◆ THE RECORDS:

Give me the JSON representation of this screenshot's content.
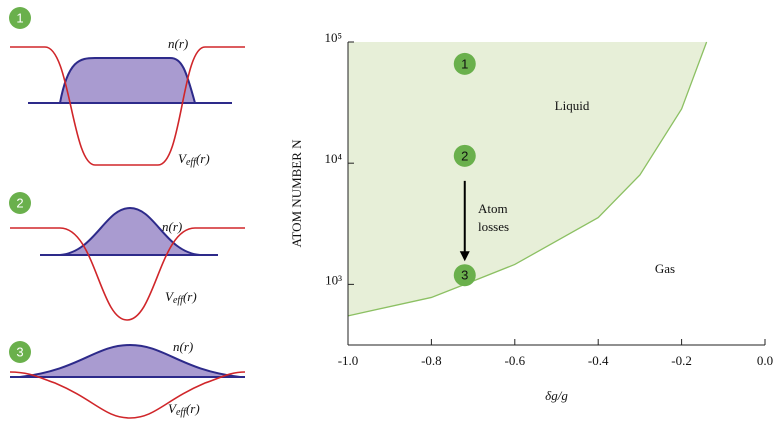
{
  "diagrams": [
    {
      "label": "1",
      "density_label": "n(r)",
      "potential_label": {
        "symbol": "V",
        "subscript": "eff",
        "arg": "(r)"
      }
    },
    {
      "label": "2",
      "density_label": "n(r)",
      "potential_label": {
        "symbol": "V",
        "subscript": "eff",
        "arg": "(r)"
      }
    },
    {
      "label": "3",
      "density_label": "n(r)",
      "potential_label": {
        "symbol": "V",
        "subscript": "eff",
        "arg": "(r)"
      }
    }
  ],
  "chart_data": {
    "type": "area",
    "x_label": "δg/g",
    "y_label": "ATOM NUMBER N",
    "xlim": [
      -1.0,
      0.0
    ],
    "xticks": [
      {
        "value": -1.0,
        "label": "-1.0"
      },
      {
        "value": -0.8,
        "label": "-0.8"
      },
      {
        "value": -0.6,
        "label": "-0.6"
      },
      {
        "value": -0.4,
        "label": "-0.4"
      },
      {
        "value": -0.2,
        "label": "-0.2"
      },
      {
        "value": 0.0,
        "label": "0.0"
      }
    ],
    "ylim": [
      316,
      100000
    ],
    "ylog": true,
    "yticks": [
      {
        "value": 1000,
        "label": "10³"
      },
      {
        "value": 10000,
        "label": "10⁴"
      },
      {
        "value": 100000,
        "label": "10⁵"
      }
    ],
    "line_color": "#8cc063",
    "fill_color": "#e7efd8",
    "x": [
      -1.0,
      -0.8,
      -0.72,
      -0.6,
      -0.4,
      -0.3,
      -0.2,
      -0.14
    ],
    "values": [
      550,
      780,
      1000,
      1460,
      3560,
      8000,
      28000,
      100000
    ],
    "points": {
      "x": [
        -0.72,
        -0.72,
        -0.72
      ],
      "values": [
        66000,
        11500,
        1190
      ],
      "labels": [
        "1",
        "2",
        "3"
      ],
      "color": "#6ab04c"
    },
    "annotations": [
      "Liquid",
      "Gas",
      "Atom",
      "losses"
    ]
  }
}
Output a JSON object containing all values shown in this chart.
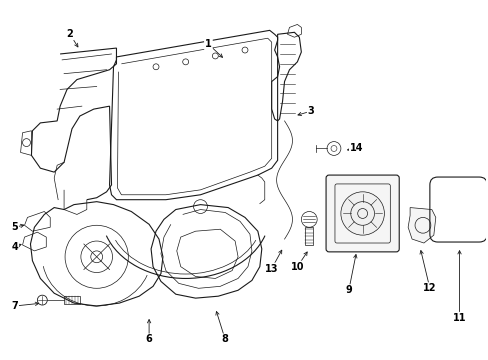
{
  "background_color": "#ffffff",
  "line_color": "#1a1a1a",
  "fig_width": 4.89,
  "fig_height": 3.6,
  "dpi": 100
}
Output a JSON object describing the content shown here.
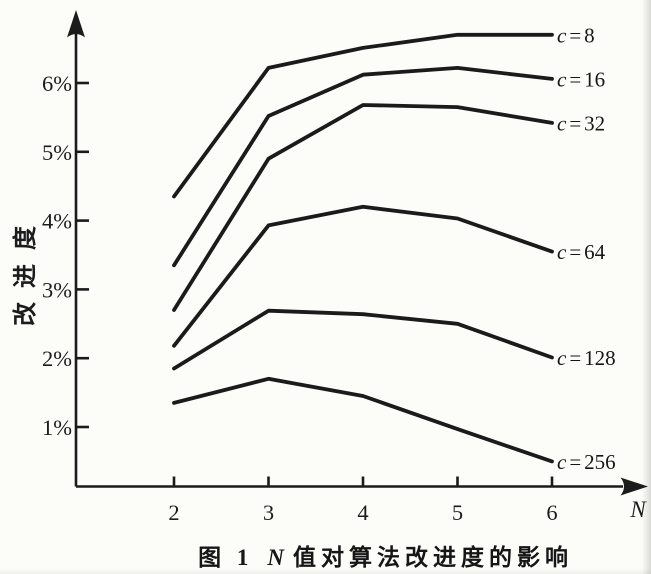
{
  "figure": {
    "ink_color": "#1b1b1b",
    "paper_color": "#fcfcf9",
    "caption": {
      "prefix": "图 1",
      "variable": "N",
      "suffix": "值对算法改进度的影响"
    }
  },
  "chart_data": {
    "type": "line",
    "title": "图 1 N值对算法改进度的影响",
    "xlabel": "N",
    "ylabel": "改进度",
    "x": [
      2,
      3,
      4,
      5,
      6
    ],
    "x_tick_labels": [
      "2",
      "3",
      "4",
      "5",
      "6"
    ],
    "y_tick_values": [
      1,
      2,
      3,
      4,
      5,
      6
    ],
    "y_tick_labels": [
      "1%",
      "2%",
      "3%",
      "4%",
      "5%",
      "6%"
    ],
    "xlim": [
      1.0,
      6.8
    ],
    "ylim": [
      0,
      7.1
    ],
    "grid": false,
    "legend_position": "right-end-labels",
    "unit": "percent improvement",
    "series": [
      {
        "name": "c8",
        "label": "c=8",
        "values": [
          4.35,
          6.22,
          6.51,
          6.7,
          6.7
        ]
      },
      {
        "name": "c16",
        "label": "c=16",
        "values": [
          3.35,
          5.52,
          6.12,
          6.22,
          6.06
        ]
      },
      {
        "name": "c32",
        "label": "c=32",
        "values": [
          2.7,
          4.9,
          5.68,
          5.65,
          5.42
        ]
      },
      {
        "name": "c64",
        "label": "c=64",
        "values": [
          2.18,
          3.93,
          4.2,
          4.03,
          3.55
        ]
      },
      {
        "name": "c128",
        "label": "c=128",
        "values": [
          1.85,
          2.69,
          2.64,
          2.5,
          2.01
        ]
      },
      {
        "name": "c256",
        "label": "c=256",
        "values": [
          1.35,
          1.7,
          1.45,
          0.97,
          0.5
        ]
      }
    ]
  }
}
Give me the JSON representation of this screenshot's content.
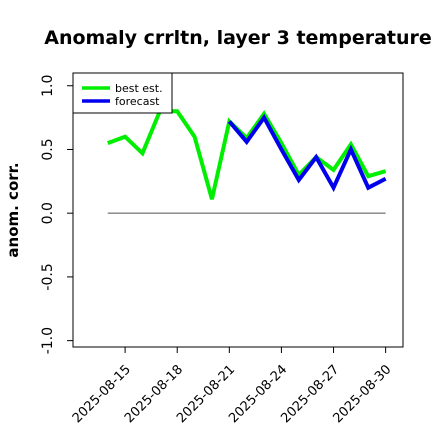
{
  "chart_data": {
    "type": "line",
    "title": "Anomaly crrltn, layer 3 temperature",
    "xlabel": "",
    "ylabel": "anom. corr.",
    "ylim": [
      -1.05,
      1.1
    ],
    "yticks": [
      "-1.0",
      "-0.5",
      "0.0",
      "0.5",
      "1.0"
    ],
    "ytick_values": [
      -1.0,
      -0.5,
      0.0,
      0.5,
      1.0
    ],
    "x_dates": [
      "2025-08-14",
      "2025-08-15",
      "2025-08-16",
      "2025-08-17",
      "2025-08-18",
      "2025-08-19",
      "2025-08-20",
      "2025-08-21",
      "2025-08-22",
      "2025-08-23",
      "2025-08-24",
      "2025-08-25",
      "2025-08-26",
      "2025-08-27",
      "2025-08-28",
      "2025-08-29",
      "2025-08-30"
    ],
    "xlim": [
      "2025-08-12",
      "2025-08-31"
    ],
    "xticks": [
      "2025-08-15",
      "2025-08-18",
      "2025-08-21",
      "2025-08-24",
      "2025-08-27",
      "2025-08-30"
    ],
    "xtick_colors": [
      "#000000",
      "#000000",
      "#228B22",
      "#000000",
      "#000000",
      "#000000"
    ],
    "reference_line": 0.0,
    "legend": {
      "placement": "top-left"
    },
    "series": [
      {
        "name": "best est.",
        "color": "#00ee00",
        "x": [
          "2025-08-14",
          "2025-08-15",
          "2025-08-16",
          "2025-08-17",
          "2025-08-18",
          "2025-08-19",
          "2025-08-20",
          "2025-08-21",
          "2025-08-22",
          "2025-08-23",
          "2025-08-24",
          "2025-08-25",
          "2025-08-26",
          "2025-08-27",
          "2025-08-28",
          "2025-08-29",
          "2025-08-30"
        ],
        "values": [
          0.55,
          0.6,
          0.47,
          0.8,
          0.8,
          0.6,
          0.11,
          0.72,
          0.59,
          0.78,
          0.55,
          0.3,
          0.44,
          0.34,
          0.54,
          0.29,
          0.33
        ]
      },
      {
        "name": "forecast",
        "color": "#0000ee",
        "x": [
          "2025-08-21",
          "2025-08-22",
          "2025-08-23",
          "2025-08-24",
          "2025-08-25",
          "2025-08-26",
          "2025-08-27",
          "2025-08-28",
          "2025-08-29",
          "2025-08-30"
        ],
        "values": [
          0.72,
          0.56,
          0.75,
          0.5,
          0.26,
          0.44,
          0.2,
          0.5,
          0.2,
          0.27
        ]
      }
    ]
  }
}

◆ DIRECTION:
Pictures in the records above are left out; print everything else exactly as written.

◆ ANSWER TO THIS PROBLEM:
Give me the JSON representation of this screenshot's content.
{
  "diagrams": [
    {
      "label": "1",
      "density_label": "n(r)",
      "potential_label": {
        "symbol": "V",
        "subscript": "eff",
        "arg": "(r)"
      }
    },
    {
      "label": "2",
      "density_label": "n(r)",
      "potential_label": {
        "symbol": "V",
        "subscript": "eff",
        "arg": "(r)"
      }
    },
    {
      "label": "3",
      "density_label": "n(r)",
      "potential_label": {
        "symbol": "V",
        "subscript": "eff",
        "arg": "(r)"
      }
    }
  ],
  "chart_data": {
    "type": "area",
    "x_label": "δg/g",
    "y_label": "ATOM NUMBER N",
    "xlim": [
      -1.0,
      0.0
    ],
    "xticks": [
      {
        "value": -1.0,
        "label": "-1.0"
      },
      {
        "value": -0.8,
        "label": "-0.8"
      },
      {
        "value": -0.6,
        "label": "-0.6"
      },
      {
        "value": -0.4,
        "label": "-0.4"
      },
      {
        "value": -0.2,
        "label": "-0.2"
      },
      {
        "value": 0.0,
        "label": "0.0"
      }
    ],
    "ylim": [
      316,
      100000
    ],
    "ylog": true,
    "yticks": [
      {
        "value": 1000,
        "label": "10³"
      },
      {
        "value": 10000,
        "label": "10⁴"
      },
      {
        "value": 100000,
        "label": "10⁵"
      }
    ],
    "line_color": "#8cc063",
    "fill_color": "#e7efd8",
    "x": [
      -1.0,
      -0.8,
      -0.72,
      -0.6,
      -0.4,
      -0.3,
      -0.2,
      -0.14
    ],
    "values": [
      550,
      780,
      1000,
      1460,
      3560,
      8000,
      28000,
      100000
    ],
    "points": {
      "x": [
        -0.72,
        -0.72,
        -0.72
      ],
      "values": [
        66000,
        11500,
        1190
      ],
      "labels": [
        "1",
        "2",
        "3"
      ],
      "color": "#6ab04c"
    },
    "annotations": [
      "Liquid",
      "Gas",
      "Atom",
      "losses"
    ]
  }
}
Output a JSON object containing all values shown in this chart.
{
  "background_color": "#ffffff",
  "line_color": "#1a1a1a",
  "fig_width": 4.89,
  "fig_height": 3.6,
  "dpi": 100
}
Output a JSON object describing the content shown here.
{
  "figure": {
    "ink_color": "#1b1b1b",
    "paper_color": "#fcfcf9",
    "caption": {
      "prefix": "图 1",
      "variable": "N",
      "suffix": "值对算法改进度的影响"
    }
  },
  "chart_data": {
    "type": "line",
    "title": "图 1 N值对算法改进度的影响",
    "xlabel": "N",
    "ylabel": "改进度",
    "x": [
      2,
      3,
      4,
      5,
      6
    ],
    "x_tick_labels": [
      "2",
      "3",
      "4",
      "5",
      "6"
    ],
    "y_tick_values": [
      1,
      2,
      3,
      4,
      5,
      6
    ],
    "y_tick_labels": [
      "1%",
      "2%",
      "3%",
      "4%",
      "5%",
      "6%"
    ],
    "xlim": [
      1.0,
      6.8
    ],
    "ylim": [
      0,
      7.1
    ],
    "grid": false,
    "legend_position": "right-end-labels",
    "unit": "percent improvement",
    "series": [
      {
        "name": "c8",
        "label": "c=8",
        "values": [
          4.35,
          6.22,
          6.51,
          6.7,
          6.7
        ]
      },
      {
        "name": "c16",
        "label": "c=16",
        "values": [
          3.35,
          5.52,
          6.12,
          6.22,
          6.06
        ]
      },
      {
        "name": "c32",
        "label": "c=32",
        "values": [
          2.7,
          4.9,
          5.68,
          5.65,
          5.42
        ]
      },
      {
        "name": "c64",
        "label": "c=64",
        "values": [
          2.18,
          3.93,
          4.2,
          4.03,
          3.55
        ]
      },
      {
        "name": "c128",
        "label": "c=128",
        "values": [
          1.85,
          2.69,
          2.64,
          2.5,
          2.01
        ]
      },
      {
        "name": "c256",
        "label": "c=256",
        "values": [
          1.35,
          1.7,
          1.45,
          0.97,
          0.5
        ]
      }
    ]
  }
}
Give me the JSON representation of this screenshot's content.
{
  "chart_data": {
    "type": "line",
    "title": "Anomaly crrltn, layer 3 temperature",
    "xlabel": "",
    "ylabel": "anom. corr.",
    "ylim": [
      -1.05,
      1.1
    ],
    "yticks": [
      "-1.0",
      "-0.5",
      "0.0",
      "0.5",
      "1.0"
    ],
    "ytick_values": [
      -1.0,
      -0.5,
      0.0,
      0.5,
      1.0
    ],
    "x_dates": [
      "2025-08-14",
      "2025-08-15",
      "2025-08-16",
      "2025-08-17",
      "2025-08-18",
      "2025-08-19",
      "2025-08-20",
      "2025-08-21",
      "2025-08-22",
      "2025-08-23",
      "2025-08-24",
      "2025-08-25",
      "2025-08-26",
      "2025-08-27",
      "2025-08-28",
      "2025-08-29",
      "2025-08-30"
    ],
    "xlim": [
      "2025-08-12",
      "2025-08-31"
    ],
    "xticks": [
      "2025-08-15",
      "2025-08-18",
      "2025-08-21",
      "2025-08-24",
      "2025-08-27",
      "2025-08-30"
    ],
    "xtick_colors": [
      "#000000",
      "#000000",
      "#228B22",
      "#000000",
      "#000000",
      "#000000"
    ],
    "reference_line": 0.0,
    "legend": {
      "placement": "top-left"
    },
    "series": [
      {
        "name": "best est.",
        "color": "#00ee00",
        "x": [
          "2025-08-14",
          "2025-08-15",
          "2025-08-16",
          "2025-08-17",
          "2025-08-18",
          "2025-08-19",
          "2025-08-20",
          "2025-08-21",
          "2025-08-22",
          "2025-08-23",
          "2025-08-24",
          "2025-08-25",
          "2025-08-26",
          "2025-08-27",
          "2025-08-28",
          "2025-08-29",
          "2025-08-30"
        ],
        "values": [
          0.55,
          0.6,
          0.47,
          0.8,
          0.8,
          0.6,
          0.11,
          0.72,
          0.59,
          0.78,
          0.55,
          0.3,
          0.44,
          0.34,
          0.54,
          0.29,
          0.33
        ]
      },
      {
        "name": "forecast",
        "color": "#0000ee",
        "x": [
          "2025-08-21",
          "2025-08-22",
          "2025-08-23",
          "2025-08-24",
          "2025-08-25",
          "2025-08-26",
          "2025-08-27",
          "2025-08-28",
          "2025-08-29",
          "2025-08-30"
        ],
        "values": [
          0.72,
          0.56,
          0.75,
          0.5,
          0.26,
          0.44,
          0.2,
          0.5,
          0.2,
          0.27
        ]
      }
    ]
  }
}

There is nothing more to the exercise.